● DIRECTIONS
Retype the lines of the listing below, beginning at the line that contains "pct-table-header: % of" and stopping after the line that contains "x-tick-label: 2Q bbox=[1167, 476, 1189, 494]", with both of those lines included. Copy each line with its wording and figures unchanged.

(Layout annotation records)
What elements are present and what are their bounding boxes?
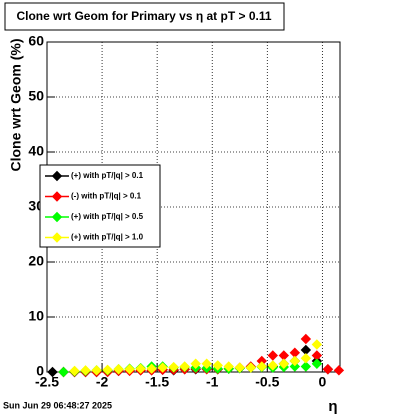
y-tick-label: 50 <box>28 88 44 104</box>
legend-label: (+) with pT/|q| > 0.5 <box>71 212 144 221</box>
x-tick-label: -1 <box>206 374 219 390</box>
point <box>80 365 91 376</box>
point <box>146 363 157 374</box>
legend-label: (+) with pT/|q| > 1.0 <box>71 233 144 242</box>
point <box>201 358 212 369</box>
point <box>168 361 179 373</box>
point <box>234 362 245 373</box>
point <box>58 366 69 378</box>
point <box>223 361 234 372</box>
point <box>212 360 223 371</box>
x-tick-label: -2 <box>96 374 109 390</box>
chart-title: Clone wrt Geom for Primary vs η at pT > … <box>16 9 271 23</box>
point <box>322 364 334 375</box>
x-tick-label: -0.5 <box>255 374 279 390</box>
point <box>289 355 301 367</box>
point <box>333 365 345 376</box>
point <box>300 353 312 364</box>
point <box>69 365 80 377</box>
point <box>300 333 312 345</box>
y-tick-label: 60 <box>28 33 44 49</box>
y-tick-label: 10 <box>28 308 44 324</box>
timestamp: Sun Jun 29 06:48:27 2025 <box>3 400 112 410</box>
x-tick-label: 0 <box>318 374 326 390</box>
title-box <box>4 2 285 31</box>
point <box>267 360 279 371</box>
point <box>91 365 102 376</box>
point <box>300 361 312 372</box>
x-tick-label: -1.5 <box>145 374 169 390</box>
y-tick-label: 20 <box>28 253 44 269</box>
legend-marker <box>51 191 63 202</box>
point <box>267 350 279 361</box>
point <box>256 361 268 372</box>
point <box>311 339 323 350</box>
legend-box <box>39 164 161 248</box>
point <box>311 358 323 369</box>
y-axis-label: Clone wrt Geom (%) <box>8 38 24 171</box>
legend-marker <box>51 232 63 243</box>
y-tick-label: 40 <box>28 143 44 159</box>
legend-label: (-) with pT/|q| > 0.1 <box>71 192 142 201</box>
x-axis-label: η <box>328 398 337 414</box>
point <box>245 362 256 373</box>
legend-label: (+) with pT/|q| > 0.1 <box>71 171 144 180</box>
legend-marker <box>51 211 63 223</box>
point <box>135 363 146 374</box>
point <box>113 364 124 375</box>
legend-marker <box>51 170 63 182</box>
point <box>278 358 290 369</box>
point <box>179 361 190 372</box>
y-tick-label: 0 <box>36 363 44 379</box>
point <box>124 364 135 375</box>
point <box>289 361 301 372</box>
point <box>157 362 168 373</box>
x-tick-label: -2.5 <box>35 374 59 390</box>
point <box>190 358 201 369</box>
point <box>47 366 58 378</box>
point <box>102 364 113 376</box>
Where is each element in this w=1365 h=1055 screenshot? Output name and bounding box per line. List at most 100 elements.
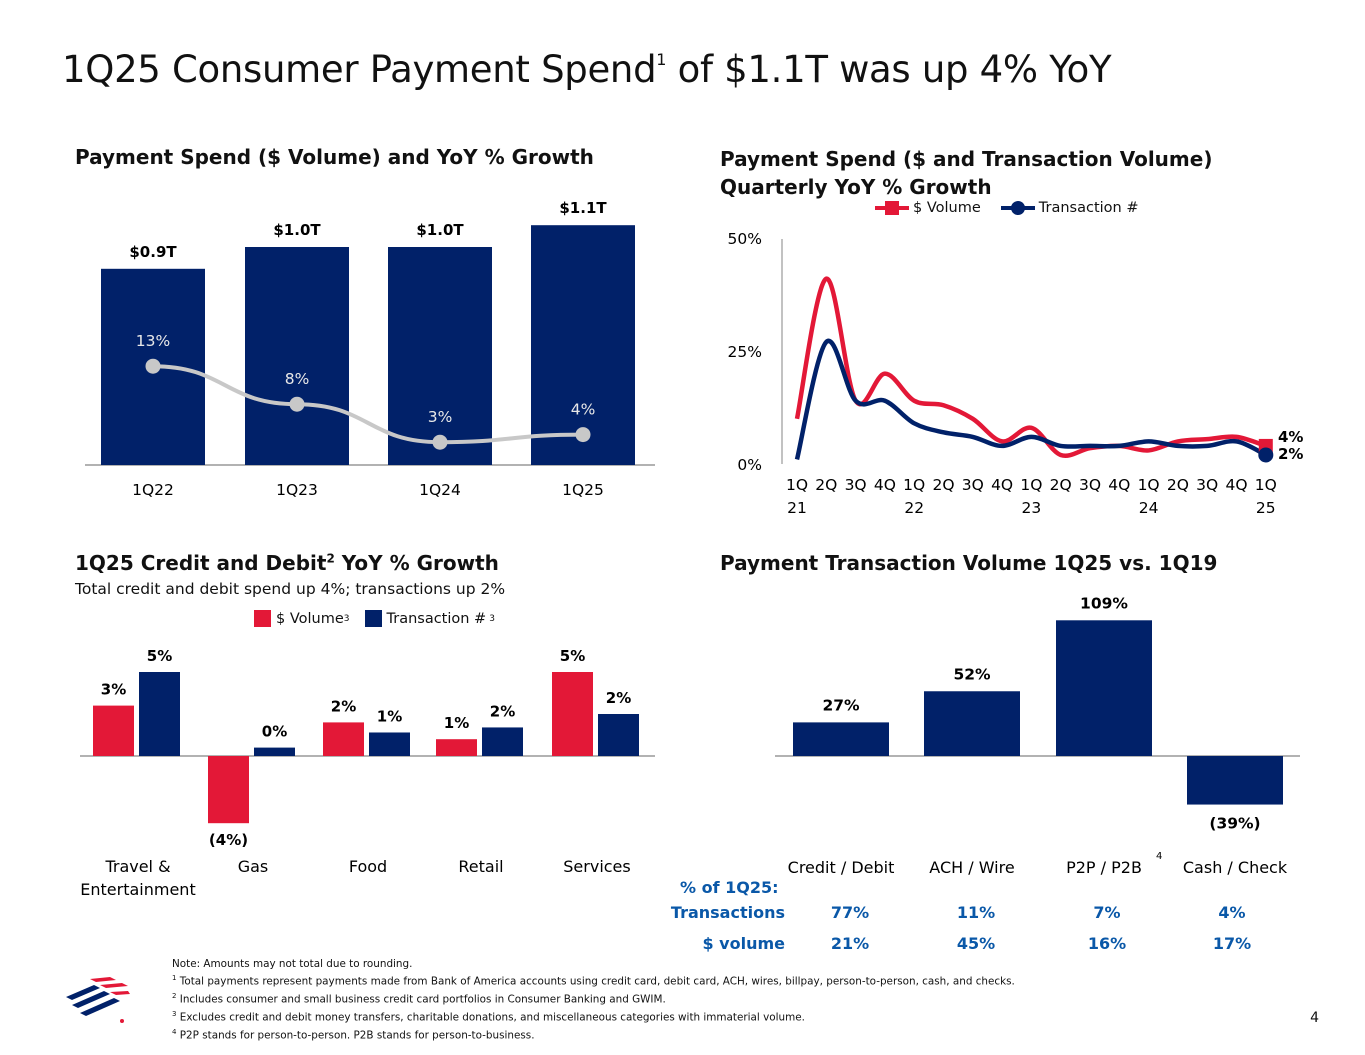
pct-table-header: % of 1Q25: bbox=[680, 878, 779, 897]
bar-3 bbox=[1187, 756, 1283, 805]
bar-1Q24 bbox=[388, 247, 492, 465]
bar-1Q25 bbox=[531, 225, 635, 465]
x-tick-label: 1Q22 bbox=[132, 481, 174, 499]
bar-value-label: $1.0T bbox=[416, 221, 464, 239]
x-tick-label: 1Q23 bbox=[276, 481, 318, 499]
legend-volume-label: $ Volume bbox=[913, 200, 981, 216]
bar-value-label: 2% bbox=[490, 702, 515, 720]
bar-0 bbox=[793, 722, 889, 756]
x-tick-label: 1Q bbox=[1255, 476, 1277, 494]
x-category-label: Travel & bbox=[104, 857, 170, 876]
pct-table-cell: 11% bbox=[956, 903, 996, 922]
pct-table-cell: 16% bbox=[1087, 934, 1127, 953]
x-tick-label: 1Q bbox=[903, 476, 925, 494]
y-tick-label: 25% bbox=[728, 343, 762, 361]
bar-value-label: 5% bbox=[147, 647, 172, 665]
legend-volume-symbol bbox=[875, 201, 909, 215]
x-tick-label: 3Q bbox=[1196, 476, 1218, 494]
growth-label: 8% bbox=[285, 370, 310, 388]
footnote-2: 2 Includes consumer and small business c… bbox=[172, 992, 666, 1006]
pct-table-cell: 21% bbox=[830, 934, 870, 953]
bar-value-label: 109% bbox=[1080, 594, 1128, 612]
legend-transaction-swatch bbox=[364, 610, 382, 627]
x-tick-label: 2Q bbox=[815, 476, 837, 494]
growth-point bbox=[432, 434, 448, 450]
bar-1 bbox=[924, 691, 1020, 756]
x-tick-label: 4Q bbox=[991, 476, 1013, 494]
x-year-label: 22 bbox=[904, 499, 924, 517]
bar-value-label: $1.0T bbox=[273, 221, 321, 239]
x-year-label: 25 bbox=[1256, 499, 1276, 517]
x-tick-label: 1Q bbox=[786, 476, 808, 494]
transaction-volume-chart: 27% Credit / Debit 52% ACH / Wire 109% P2P / … bbox=[775, 594, 1300, 877]
pct-table-cell: 7% bbox=[1093, 903, 1121, 922]
chart3-subtitle: Total credit and debit spend up 4%; tran… bbox=[75, 580, 506, 598]
bar-2 bbox=[1056, 620, 1152, 756]
credit-debit-growth-chart: 3% 5% Travel & Entertainment (4%) 0% Gas 2% 1% Fo… bbox=[80, 647, 655, 899]
pct-row-label-volume: $ volume bbox=[702, 934, 785, 953]
volume-line bbox=[794, 276, 1267, 458]
x-tick-label: 2Q bbox=[1167, 476, 1189, 494]
bar-value-label: 52% bbox=[953, 665, 991, 683]
chart1-title: Payment Spend ($ Volume) and YoY % Growt… bbox=[75, 145, 594, 169]
footnotes: Note: Amounts may not total due to round… bbox=[172, 957, 1015, 1042]
x-tick-label: 4Q bbox=[874, 476, 896, 494]
spend-volume-chart: $0.9T 1Q22 $1.0T 1Q23 $1.0T 1Q24 $1.1T 1Q25 13% 8… bbox=[85, 199, 655, 499]
chart2-title: Payment Spend ($ and Transaction Volume)… bbox=[720, 147, 1213, 199]
x-category-label: Food bbox=[349, 857, 387, 876]
transaction-bar-4 bbox=[598, 714, 639, 756]
x-tick-label: 4Q bbox=[1225, 476, 1247, 494]
transaction-end-label: 2% bbox=[1278, 445, 1303, 463]
x-tick-label: 3Q bbox=[1079, 476, 1101, 494]
chart2-legend: $ Volume Transaction # bbox=[875, 200, 1138, 216]
pct-table-cell: 77% bbox=[830, 903, 870, 922]
transaction-bar-0 bbox=[139, 672, 180, 756]
footnote-lead: Note: Amounts may not total due to round… bbox=[172, 958, 413, 970]
transaction-bar-1 bbox=[254, 747, 295, 756]
x-category-label: ACH / Wire bbox=[929, 858, 1014, 877]
footnote-3: 3 Excludes credit and debit money transf… bbox=[172, 1009, 805, 1024]
x-tick-label: 1Q bbox=[1138, 476, 1160, 494]
x-category-label: Cash / Check bbox=[1183, 858, 1288, 877]
bar-value-label: 27% bbox=[822, 696, 860, 714]
growth-point bbox=[289, 396, 305, 412]
transaction-end-marker bbox=[1258, 447, 1274, 463]
bar-value-label: $0.9T bbox=[129, 243, 177, 261]
x-category-label: Services bbox=[563, 857, 630, 876]
growth-line bbox=[152, 364, 584, 445]
pct-row-label-transactions: Transactions bbox=[670, 903, 785, 922]
volume-bar-0 bbox=[93, 705, 134, 756]
transaction-bar-3 bbox=[482, 727, 523, 756]
growth-point bbox=[145, 358, 161, 374]
x-tick-label: 2Q bbox=[932, 476, 954, 494]
x-tick-label: 1Q24 bbox=[419, 481, 461, 499]
legend-volume-swatch bbox=[254, 610, 271, 627]
x-tick-label: 2Q bbox=[1050, 476, 1072, 494]
x-category-label: P2P / P2B bbox=[1066, 858, 1142, 877]
legend-transaction-label: Transaction # bbox=[1038, 200, 1139, 216]
bar-value-label: 2% bbox=[331, 697, 356, 715]
bar-value-label: (39%) bbox=[1209, 815, 1260, 833]
footnote-1: 1 Total payments represent payments made… bbox=[172, 974, 1015, 988]
x-category-label: Credit / Debit bbox=[788, 858, 895, 877]
chart4-title: Payment Transaction Volume 1Q25 vs. 1Q19 bbox=[720, 551, 1218, 575]
x-tick-label: 1Q bbox=[1020, 476, 1042, 494]
bar-value-label: (4%) bbox=[209, 831, 248, 849]
legend-volume-label: $ Volume bbox=[276, 610, 344, 627]
legend-transaction-symbol bbox=[1000, 201, 1035, 215]
x-year-label: 21 bbox=[787, 499, 807, 517]
legend-transaction-label: Transaction # bbox=[386, 610, 487, 627]
bar-1Q23 bbox=[245, 247, 349, 465]
pct-table-cell: 45% bbox=[956, 934, 996, 953]
bar-value-label: $1.1T bbox=[559, 199, 607, 217]
x-year-label: 23 bbox=[1022, 499, 1042, 517]
category-superscript: 4 bbox=[1156, 851, 1162, 862]
pct-table-cell: 4% bbox=[1218, 903, 1246, 922]
x-year-label: 24 bbox=[1139, 499, 1159, 517]
bar-value-label: 2% bbox=[606, 689, 631, 707]
x-category-label: Entertainment bbox=[80, 880, 195, 899]
bar-value-label: 1% bbox=[377, 707, 402, 725]
volume-bar-1 bbox=[208, 756, 249, 824]
bar-value-label: 1% bbox=[444, 714, 469, 732]
footnote-4: 4 P2P stands for person-to-person. P2B s… bbox=[172, 1027, 535, 1042]
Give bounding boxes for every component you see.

● THE COMPLETED TASK
pct-table-header: % of 1Q25: bbox=[680, 878, 779, 897]
bar-3 bbox=[1187, 756, 1283, 805]
bar-1Q24 bbox=[388, 247, 492, 465]
bar-1Q25 bbox=[531, 225, 635, 465]
x-tick-label: 1Q22 bbox=[132, 481, 174, 499]
bar-value-label: $1.0T bbox=[416, 221, 464, 239]
x-tick-label: 1Q23 bbox=[276, 481, 318, 499]
legend-volume-label: $ Volume bbox=[913, 200, 981, 216]
bar-value-label: 2% bbox=[490, 702, 515, 720]
bar-0 bbox=[793, 722, 889, 756]
x-tick-label: 1Q bbox=[1255, 476, 1277, 494]
x-category-label: Travel & bbox=[104, 857, 170, 876]
pct-table-cell: 11% bbox=[956, 903, 996, 922]
pct-table-cell: 16% bbox=[1087, 934, 1127, 953]
x-tick-label: 1Q bbox=[903, 476, 925, 494]
y-tick-label: 25% bbox=[728, 343, 762, 361]
bar-value-label: 5% bbox=[147, 647, 172, 665]
legend-volume-symbol bbox=[875, 201, 909, 215]
x-tick-label: 3Q bbox=[1196, 476, 1218, 494]
growth-label: 8% bbox=[285, 370, 310, 388]
footnote-2: 2 Includes consumer and small business c… bbox=[172, 992, 666, 1006]
pct-table-cell: 21% bbox=[830, 934, 870, 953]
bar-value-label: 109% bbox=[1080, 594, 1128, 612]
legend-transaction-swatch bbox=[364, 610, 382, 627]
x-tick-label: 2Q bbox=[815, 476, 837, 494]
growth-point bbox=[432, 434, 448, 450]
bar-1 bbox=[924, 691, 1020, 756]
x-tick-label: 4Q bbox=[991, 476, 1013, 494]
x-year-label: 22 bbox=[904, 499, 924, 517]
bar-value-label: $1.0T bbox=[273, 221, 321, 239]
x-year-label: 25 bbox=[1256, 499, 1276, 517]
x-tick-label: 1Q bbox=[786, 476, 808, 494]
transaction-volume-chart: 27% Credit / Debit 52% ACH / Wire 109% P2P / … bbox=[775, 594, 1300, 877]
pct-table-cell: 7% bbox=[1093, 903, 1121, 922]
chart3-subtitle: Total credit and debit spend up 4%; tran… bbox=[75, 580, 506, 598]
bar-2 bbox=[1056, 620, 1152, 756]
credit-debit-growth-chart: 3% 5% Travel & Entertainment (4%) 0% Gas 2% 1% Fo… bbox=[80, 647, 655, 899]
pct-row-label-volume: $ volume bbox=[702, 934, 785, 953]
volume-line bbox=[794, 276, 1267, 458]
x-tick-label: 2Q bbox=[1167, 476, 1189, 494]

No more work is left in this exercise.